I'm simply suggesting that you have a limited amount of time in each day and you should do what you can to get the most value out of that time. Don't ignore the value of your time and sacrifice it needlessly.
I was discussing lack of space in our office with my boss and how difficult it'd be to add extra people should we suddenly have such a need.He replied: these are nice problems to have. Same with scalability of your software: if you get to the point where it's an issue, you just hire much smater people with some of that momey you've been making so far and they'll solve it all.
> There is no telling if it will actually save time. You could be messing with configurations, have to learn their docs, etc... Or future migration could be expensive in both time and money.
This refers to self-hosted / diy tools: you have to do them all up-front. Most SaaS don't require configs or deep-learning compare to FOSS. Self-Hosted/DIY tools also require future migration. Especially when the self-hosted/DIY tools did not capture future requirements due to limited vision.
> Custom is more configurable
Technically SaaS provides API which allows folks to stitch up a few SaaS-es to automate their workflow if needs be.

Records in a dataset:

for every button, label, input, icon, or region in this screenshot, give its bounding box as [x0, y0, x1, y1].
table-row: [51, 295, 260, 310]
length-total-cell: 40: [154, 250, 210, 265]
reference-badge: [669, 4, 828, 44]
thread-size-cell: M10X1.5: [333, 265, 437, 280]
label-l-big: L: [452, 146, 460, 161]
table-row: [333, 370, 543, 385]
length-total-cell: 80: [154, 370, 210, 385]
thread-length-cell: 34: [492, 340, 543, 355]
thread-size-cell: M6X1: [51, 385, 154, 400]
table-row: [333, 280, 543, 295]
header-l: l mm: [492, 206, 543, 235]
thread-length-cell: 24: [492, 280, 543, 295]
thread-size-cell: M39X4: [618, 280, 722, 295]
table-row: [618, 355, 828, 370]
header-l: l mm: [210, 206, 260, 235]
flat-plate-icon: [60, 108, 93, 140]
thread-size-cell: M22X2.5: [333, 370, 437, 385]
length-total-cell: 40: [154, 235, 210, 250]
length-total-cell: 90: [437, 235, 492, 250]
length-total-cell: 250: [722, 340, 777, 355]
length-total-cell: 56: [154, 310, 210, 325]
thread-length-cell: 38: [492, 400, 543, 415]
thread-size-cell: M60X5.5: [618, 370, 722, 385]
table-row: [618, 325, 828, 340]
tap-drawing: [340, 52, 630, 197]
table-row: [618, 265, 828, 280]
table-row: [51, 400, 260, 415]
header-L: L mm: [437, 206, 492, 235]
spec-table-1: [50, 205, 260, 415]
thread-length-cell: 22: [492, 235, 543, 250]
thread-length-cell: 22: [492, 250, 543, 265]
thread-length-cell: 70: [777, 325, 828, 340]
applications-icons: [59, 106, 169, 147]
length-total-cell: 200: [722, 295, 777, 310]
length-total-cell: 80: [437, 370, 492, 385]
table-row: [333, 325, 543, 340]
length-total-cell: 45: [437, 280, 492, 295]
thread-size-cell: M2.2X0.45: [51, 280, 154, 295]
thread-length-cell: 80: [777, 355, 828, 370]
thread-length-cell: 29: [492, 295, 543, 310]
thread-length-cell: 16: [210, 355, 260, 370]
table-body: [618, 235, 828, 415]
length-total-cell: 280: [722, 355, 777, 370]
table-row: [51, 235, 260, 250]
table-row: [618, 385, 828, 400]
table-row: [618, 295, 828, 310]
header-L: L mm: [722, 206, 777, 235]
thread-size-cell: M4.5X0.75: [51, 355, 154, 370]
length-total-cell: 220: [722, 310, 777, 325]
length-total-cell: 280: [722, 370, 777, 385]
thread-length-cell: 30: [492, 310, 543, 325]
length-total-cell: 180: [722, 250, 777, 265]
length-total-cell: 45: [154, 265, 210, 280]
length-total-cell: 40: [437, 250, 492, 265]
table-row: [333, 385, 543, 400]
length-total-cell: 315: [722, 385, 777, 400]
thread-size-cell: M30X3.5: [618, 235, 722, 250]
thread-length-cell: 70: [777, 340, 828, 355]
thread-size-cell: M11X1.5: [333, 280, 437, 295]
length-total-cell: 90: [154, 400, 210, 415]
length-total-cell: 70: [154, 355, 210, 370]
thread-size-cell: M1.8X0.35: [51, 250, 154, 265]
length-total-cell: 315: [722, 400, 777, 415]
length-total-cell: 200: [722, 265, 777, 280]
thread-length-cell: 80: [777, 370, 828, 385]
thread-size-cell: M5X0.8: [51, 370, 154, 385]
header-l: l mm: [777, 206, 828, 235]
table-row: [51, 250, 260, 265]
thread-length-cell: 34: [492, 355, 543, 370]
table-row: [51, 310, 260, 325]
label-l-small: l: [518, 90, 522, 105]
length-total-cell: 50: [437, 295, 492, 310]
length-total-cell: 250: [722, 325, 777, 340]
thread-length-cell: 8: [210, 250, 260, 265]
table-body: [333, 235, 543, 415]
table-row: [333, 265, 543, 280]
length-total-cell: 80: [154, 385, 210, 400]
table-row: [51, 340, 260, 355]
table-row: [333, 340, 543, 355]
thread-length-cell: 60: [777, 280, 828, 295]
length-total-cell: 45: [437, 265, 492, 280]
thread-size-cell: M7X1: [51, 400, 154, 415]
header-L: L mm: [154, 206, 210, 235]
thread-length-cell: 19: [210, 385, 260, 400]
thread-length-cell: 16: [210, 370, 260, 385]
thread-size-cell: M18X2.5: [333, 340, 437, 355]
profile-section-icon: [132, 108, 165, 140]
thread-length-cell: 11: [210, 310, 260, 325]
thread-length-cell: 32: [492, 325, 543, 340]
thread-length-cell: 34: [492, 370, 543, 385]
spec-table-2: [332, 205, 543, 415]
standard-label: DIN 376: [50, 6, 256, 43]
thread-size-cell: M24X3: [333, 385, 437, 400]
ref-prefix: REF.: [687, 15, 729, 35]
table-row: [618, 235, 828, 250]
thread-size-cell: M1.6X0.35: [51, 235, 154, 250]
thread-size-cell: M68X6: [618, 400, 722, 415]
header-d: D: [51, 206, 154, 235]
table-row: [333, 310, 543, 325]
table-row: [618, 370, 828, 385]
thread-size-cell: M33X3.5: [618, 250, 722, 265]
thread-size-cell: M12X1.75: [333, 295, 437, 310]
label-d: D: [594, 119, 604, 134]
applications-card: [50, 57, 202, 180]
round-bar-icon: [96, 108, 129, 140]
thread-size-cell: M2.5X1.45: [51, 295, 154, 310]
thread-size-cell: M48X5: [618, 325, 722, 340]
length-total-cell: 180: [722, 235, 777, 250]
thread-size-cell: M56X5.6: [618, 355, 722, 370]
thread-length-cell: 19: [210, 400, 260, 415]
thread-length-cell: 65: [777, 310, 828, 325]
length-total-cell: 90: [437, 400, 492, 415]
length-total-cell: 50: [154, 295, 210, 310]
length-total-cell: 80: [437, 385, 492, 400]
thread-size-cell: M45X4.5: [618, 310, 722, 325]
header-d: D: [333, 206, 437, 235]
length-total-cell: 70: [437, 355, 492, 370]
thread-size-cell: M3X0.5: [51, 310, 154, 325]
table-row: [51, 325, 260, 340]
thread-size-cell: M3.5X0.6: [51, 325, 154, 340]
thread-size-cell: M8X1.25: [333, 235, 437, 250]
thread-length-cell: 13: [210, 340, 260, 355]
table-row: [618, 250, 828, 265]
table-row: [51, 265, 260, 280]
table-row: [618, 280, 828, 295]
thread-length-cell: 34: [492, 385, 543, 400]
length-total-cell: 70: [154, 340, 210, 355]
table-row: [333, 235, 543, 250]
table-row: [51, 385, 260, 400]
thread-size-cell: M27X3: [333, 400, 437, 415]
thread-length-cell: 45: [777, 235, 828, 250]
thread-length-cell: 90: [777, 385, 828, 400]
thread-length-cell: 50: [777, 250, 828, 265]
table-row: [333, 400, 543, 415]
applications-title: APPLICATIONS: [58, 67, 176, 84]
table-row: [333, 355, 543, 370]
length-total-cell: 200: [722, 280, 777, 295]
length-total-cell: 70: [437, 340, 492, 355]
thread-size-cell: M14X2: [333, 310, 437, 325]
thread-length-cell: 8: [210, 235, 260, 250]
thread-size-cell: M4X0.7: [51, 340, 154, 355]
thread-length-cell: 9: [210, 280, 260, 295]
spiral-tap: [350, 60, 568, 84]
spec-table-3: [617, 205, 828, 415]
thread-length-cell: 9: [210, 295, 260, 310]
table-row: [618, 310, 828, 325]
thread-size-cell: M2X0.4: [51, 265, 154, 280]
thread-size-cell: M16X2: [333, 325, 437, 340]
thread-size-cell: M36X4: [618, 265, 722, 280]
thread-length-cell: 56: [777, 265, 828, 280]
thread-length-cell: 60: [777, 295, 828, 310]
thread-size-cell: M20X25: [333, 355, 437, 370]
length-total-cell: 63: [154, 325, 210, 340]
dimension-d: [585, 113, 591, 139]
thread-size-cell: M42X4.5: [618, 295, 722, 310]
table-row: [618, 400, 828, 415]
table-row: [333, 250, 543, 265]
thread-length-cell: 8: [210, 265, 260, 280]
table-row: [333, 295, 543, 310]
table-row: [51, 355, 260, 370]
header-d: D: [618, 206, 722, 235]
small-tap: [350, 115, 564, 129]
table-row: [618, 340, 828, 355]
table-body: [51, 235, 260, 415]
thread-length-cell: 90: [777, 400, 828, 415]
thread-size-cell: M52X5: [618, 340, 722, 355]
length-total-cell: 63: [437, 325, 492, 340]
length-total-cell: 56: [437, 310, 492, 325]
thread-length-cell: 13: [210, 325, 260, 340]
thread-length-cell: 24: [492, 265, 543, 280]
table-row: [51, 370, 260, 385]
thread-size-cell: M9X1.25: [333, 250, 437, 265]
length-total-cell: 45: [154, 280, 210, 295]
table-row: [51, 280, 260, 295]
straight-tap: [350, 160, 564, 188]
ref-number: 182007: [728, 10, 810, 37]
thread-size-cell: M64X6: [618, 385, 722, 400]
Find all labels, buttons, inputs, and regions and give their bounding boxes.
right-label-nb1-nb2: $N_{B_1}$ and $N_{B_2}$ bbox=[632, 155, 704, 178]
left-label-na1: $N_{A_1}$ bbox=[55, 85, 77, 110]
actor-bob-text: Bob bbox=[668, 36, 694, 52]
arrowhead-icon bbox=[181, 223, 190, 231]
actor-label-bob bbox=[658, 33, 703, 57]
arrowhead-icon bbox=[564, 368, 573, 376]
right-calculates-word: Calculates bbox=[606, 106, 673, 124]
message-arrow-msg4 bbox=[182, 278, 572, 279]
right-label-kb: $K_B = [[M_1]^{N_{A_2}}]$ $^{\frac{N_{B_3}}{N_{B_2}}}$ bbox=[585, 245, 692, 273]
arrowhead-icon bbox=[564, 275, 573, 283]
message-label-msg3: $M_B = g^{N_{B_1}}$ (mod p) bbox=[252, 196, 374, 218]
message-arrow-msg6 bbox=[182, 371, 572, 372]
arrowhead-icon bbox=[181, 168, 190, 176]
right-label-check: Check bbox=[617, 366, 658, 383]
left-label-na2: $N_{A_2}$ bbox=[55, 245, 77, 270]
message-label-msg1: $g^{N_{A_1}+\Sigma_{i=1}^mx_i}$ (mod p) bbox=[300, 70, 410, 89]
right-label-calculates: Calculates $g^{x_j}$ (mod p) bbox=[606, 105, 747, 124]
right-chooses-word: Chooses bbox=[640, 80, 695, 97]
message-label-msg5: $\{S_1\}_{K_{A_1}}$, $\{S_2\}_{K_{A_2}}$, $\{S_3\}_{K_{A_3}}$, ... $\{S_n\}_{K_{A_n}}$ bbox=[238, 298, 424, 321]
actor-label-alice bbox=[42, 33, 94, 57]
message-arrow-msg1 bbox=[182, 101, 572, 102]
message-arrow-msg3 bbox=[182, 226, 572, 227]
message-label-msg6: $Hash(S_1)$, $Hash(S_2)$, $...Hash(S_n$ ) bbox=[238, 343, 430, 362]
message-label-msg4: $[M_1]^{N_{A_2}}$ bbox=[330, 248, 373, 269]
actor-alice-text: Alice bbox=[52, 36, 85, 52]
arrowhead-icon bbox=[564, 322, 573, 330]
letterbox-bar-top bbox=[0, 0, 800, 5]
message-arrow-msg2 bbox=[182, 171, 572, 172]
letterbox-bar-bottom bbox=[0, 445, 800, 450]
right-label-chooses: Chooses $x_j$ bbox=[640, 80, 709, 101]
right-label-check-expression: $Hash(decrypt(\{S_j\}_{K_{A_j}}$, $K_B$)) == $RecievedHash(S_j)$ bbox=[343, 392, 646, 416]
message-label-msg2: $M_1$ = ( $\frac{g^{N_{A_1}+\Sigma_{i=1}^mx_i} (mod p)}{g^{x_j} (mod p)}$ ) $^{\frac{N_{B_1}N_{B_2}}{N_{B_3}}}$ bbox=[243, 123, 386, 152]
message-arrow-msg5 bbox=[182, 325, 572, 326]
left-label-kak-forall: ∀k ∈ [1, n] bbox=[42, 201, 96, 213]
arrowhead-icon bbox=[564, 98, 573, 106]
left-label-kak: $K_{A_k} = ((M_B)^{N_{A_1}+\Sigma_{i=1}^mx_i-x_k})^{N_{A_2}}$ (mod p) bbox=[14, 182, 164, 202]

= Written task 1 =
Answer these questions from the page text, marking each answer with the matching letter:
(a) What did the boss reply when the office space problem came up?
(b) Compared to FOSS, what does the page text say most SaaS don't require?
(c) What does SaaS provide that lets people stitch several SaaS-es together to automate a workflow?
= Written task 2 =
Please print the part of the page text starting with "This refers to" and going on through "if needs be.".

= Correct result 1 =
(a) These are nice problems to have.
(b) Configs or deep learning.
(c) An API.

= Correct result 2 =
This refers to self-hosted / diy tools: you have to do them all up-front. Most SaaS don't require configs or deep-learning compare to FOSS. Self-Hosted/DIY tools also require future migration. Especially when the self-hosted/DIY tools did not capture future requirements due to limited vision.
> Custom is more configurable
Technically SaaS provides API which allows folks to stitch up a few SaaS-es to automate their workflow if needs be.